What is being asked –
Return all of the entries exactly, with nothing added or left out.

Material provided –

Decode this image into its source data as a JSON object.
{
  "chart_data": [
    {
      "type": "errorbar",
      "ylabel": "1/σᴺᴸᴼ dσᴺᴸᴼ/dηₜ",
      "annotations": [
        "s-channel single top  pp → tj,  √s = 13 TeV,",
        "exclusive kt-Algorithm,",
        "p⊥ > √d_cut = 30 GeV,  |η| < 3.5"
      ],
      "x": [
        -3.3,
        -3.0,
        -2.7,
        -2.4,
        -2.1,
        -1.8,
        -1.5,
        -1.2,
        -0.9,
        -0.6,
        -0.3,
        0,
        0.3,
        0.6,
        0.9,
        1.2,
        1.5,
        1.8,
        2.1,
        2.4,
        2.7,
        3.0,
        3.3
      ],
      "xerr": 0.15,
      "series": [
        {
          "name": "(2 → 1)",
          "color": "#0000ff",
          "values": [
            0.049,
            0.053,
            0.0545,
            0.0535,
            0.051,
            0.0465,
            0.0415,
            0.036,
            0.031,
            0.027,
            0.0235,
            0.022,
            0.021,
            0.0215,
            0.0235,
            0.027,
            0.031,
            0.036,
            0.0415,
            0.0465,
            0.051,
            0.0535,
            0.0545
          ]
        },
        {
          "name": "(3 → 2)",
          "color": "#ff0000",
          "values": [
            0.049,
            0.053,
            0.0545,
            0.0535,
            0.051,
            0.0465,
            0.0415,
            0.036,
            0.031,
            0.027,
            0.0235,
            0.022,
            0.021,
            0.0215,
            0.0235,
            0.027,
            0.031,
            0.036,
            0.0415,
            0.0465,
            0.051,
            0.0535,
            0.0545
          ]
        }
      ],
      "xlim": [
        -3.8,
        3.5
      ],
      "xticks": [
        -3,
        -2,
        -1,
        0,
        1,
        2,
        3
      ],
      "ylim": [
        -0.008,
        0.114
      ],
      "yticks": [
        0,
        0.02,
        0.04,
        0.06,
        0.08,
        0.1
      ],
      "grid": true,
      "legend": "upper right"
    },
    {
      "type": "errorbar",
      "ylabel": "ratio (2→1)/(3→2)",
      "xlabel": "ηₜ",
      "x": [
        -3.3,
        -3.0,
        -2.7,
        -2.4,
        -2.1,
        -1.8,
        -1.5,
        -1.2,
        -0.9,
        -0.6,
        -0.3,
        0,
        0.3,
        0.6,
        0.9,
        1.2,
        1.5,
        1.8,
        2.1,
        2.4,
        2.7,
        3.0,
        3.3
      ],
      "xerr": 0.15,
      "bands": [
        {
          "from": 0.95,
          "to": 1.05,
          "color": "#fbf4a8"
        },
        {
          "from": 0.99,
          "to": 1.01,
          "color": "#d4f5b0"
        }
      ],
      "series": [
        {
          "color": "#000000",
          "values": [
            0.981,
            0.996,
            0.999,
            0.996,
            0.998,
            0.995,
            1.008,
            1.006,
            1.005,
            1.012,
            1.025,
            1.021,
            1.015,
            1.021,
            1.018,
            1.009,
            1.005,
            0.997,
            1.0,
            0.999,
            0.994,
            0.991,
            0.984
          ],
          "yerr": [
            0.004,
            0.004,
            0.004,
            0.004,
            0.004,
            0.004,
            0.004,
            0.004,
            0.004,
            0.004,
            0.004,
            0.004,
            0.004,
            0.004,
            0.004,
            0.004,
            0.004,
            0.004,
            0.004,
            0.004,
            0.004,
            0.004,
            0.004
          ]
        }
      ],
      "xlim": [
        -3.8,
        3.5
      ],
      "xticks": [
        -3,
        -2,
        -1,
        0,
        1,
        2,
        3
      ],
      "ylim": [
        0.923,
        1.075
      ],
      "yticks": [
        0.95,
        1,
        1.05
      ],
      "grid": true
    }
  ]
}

Answer for this exercise –
Decode this image into its source data as a JSON object.
{
  "chart_data": [
    {
      "type": "errorbar",
      "ylabel": "1/σᴺᴸᴼ dσᴺᴸᴼ/dηₜ",
      "annotations": [
        "s-channel single top  pp → tj,  √s = 13 TeV,",
        "exclusive kt-Algorithm,",
        "p⊥ > √d_cut = 30 GeV,  |η| < 3.5"
      ],
      "x": [
        -3.3,
        -3.0,
        -2.7,
        -2.4,
        -2.1,
        -1.8,
        -1.5,
        -1.2,
        -0.9,
        -0.6,
        -0.3,
        0,
        0.3,
        0.6,
        0.9,
        1.2,
        1.5,
        1.8,
        2.1,
        2.4,
        2.7,
        3.0,
        3.3
      ],
      "xerr": 0.15,
      "series": [
        {
          "name": "(2 → 1)",
          "color": "#0000ff",
          "values": [
            0.049,
            0.053,
            0.0545,
            0.0535,
            0.051,
            0.0465,
            0.0415,
            0.036,
            0.031,
            0.027,
            0.0235,
            0.022,
            0.021,
            0.0215,
            0.0235,
            0.027,
            0.031,
            0.036,
            0.0415,
            0.0465,
            0.051,
            0.0535,
            0.0545
          ]
        },
        {
          "name": "(3 → 2)",
          "color": "#ff0000",
          "values": [
            0.049,
            0.053,
            0.0545,
            0.0535,
            0.051,
            0.0465,
            0.0415,
            0.036,
            0.031,
            0.027,
            0.0235,
            0.022,
            0.021,
            0.0215,
            0.0235,
            0.027,
            0.031,
            0.036,
            0.0415,
            0.0465,
            0.051,
            0.0535,
            0.0545
          ]
        }
      ],
      "xlim": [
        -3.8,
        3.5
      ],
      "xticks": [
        -3,
        -2,
        -1,
        0,
        1,
        2,
        3
      ],
      "ylim": [
        -0.008,
        0.114
      ],
      "yticks": [
        0,
        0.02,
        0.04,
        0.06,
        0.08,
        0.1
      ],
      "grid": true,
      "legend": "upper right"
    },
    {
      "type": "errorbar",
      "ylabel": "ratio (2→1)/(3→2)",
      "xlabel": "ηₜ",
      "x": [
        -3.3,
        -3.0,
        -2.7,
        -2.4,
        -2.1,
        -1.8,
        -1.5,
        -1.2,
        -0.9,
        -0.6,
        -0.3,
        0,
        0.3,
        0.6,
        0.9,
        1.2,
        1.5,
        1.8,
        2.1,
        2.4,
        2.7,
        3.0,
        3.3
      ],
      "xerr": 0.15,
      "bands": [
        {
          "from": 0.95,
          "to": 1.05,
          "color": "#fbf4a8"
        },
        {
          "from": 0.99,
          "to": 1.01,
          "color": "#d4f5b0"
        }
      ],
      "series": [
        {
          "color": "#000000",
          "values": [
            0.981,
            0.996,
            0.999,
            0.996,
            0.998,
            0.995,
            1.008,
            1.006,
            1.005,
            1.012,
            1.025,
            1.021,
            1.015,
            1.021,
            1.018,
            1.009,
            1.005,
            0.997,
            1.0,
            0.999,
            0.994,
            0.991,
            0.984
          ],
          "yerr": [
            0.004,
            0.004,
            0.004,
            0.004,
            0.004,
            0.004,
            0.004,
            0.004,
            0.004,
            0.004,
            0.004,
            0.004,
            0.004,
            0.004,
            0.004,
            0.004,
            0.004,
            0.004,
            0.004,
            0.004,
            0.004,
            0.004,
            0.004
          ]
        }
      ],
      "xlim": [
        -3.8,
        3.5
      ],
      "xticks": [
        -3,
        -2,
        -1,
        0,
        1,
        2,
        3
      ],
      "ylim": [
        0.923,
        1.075
      ],
      "yticks": [
        0.95,
        1,
        1.05
      ],
      "grid": true
    }
  ]
}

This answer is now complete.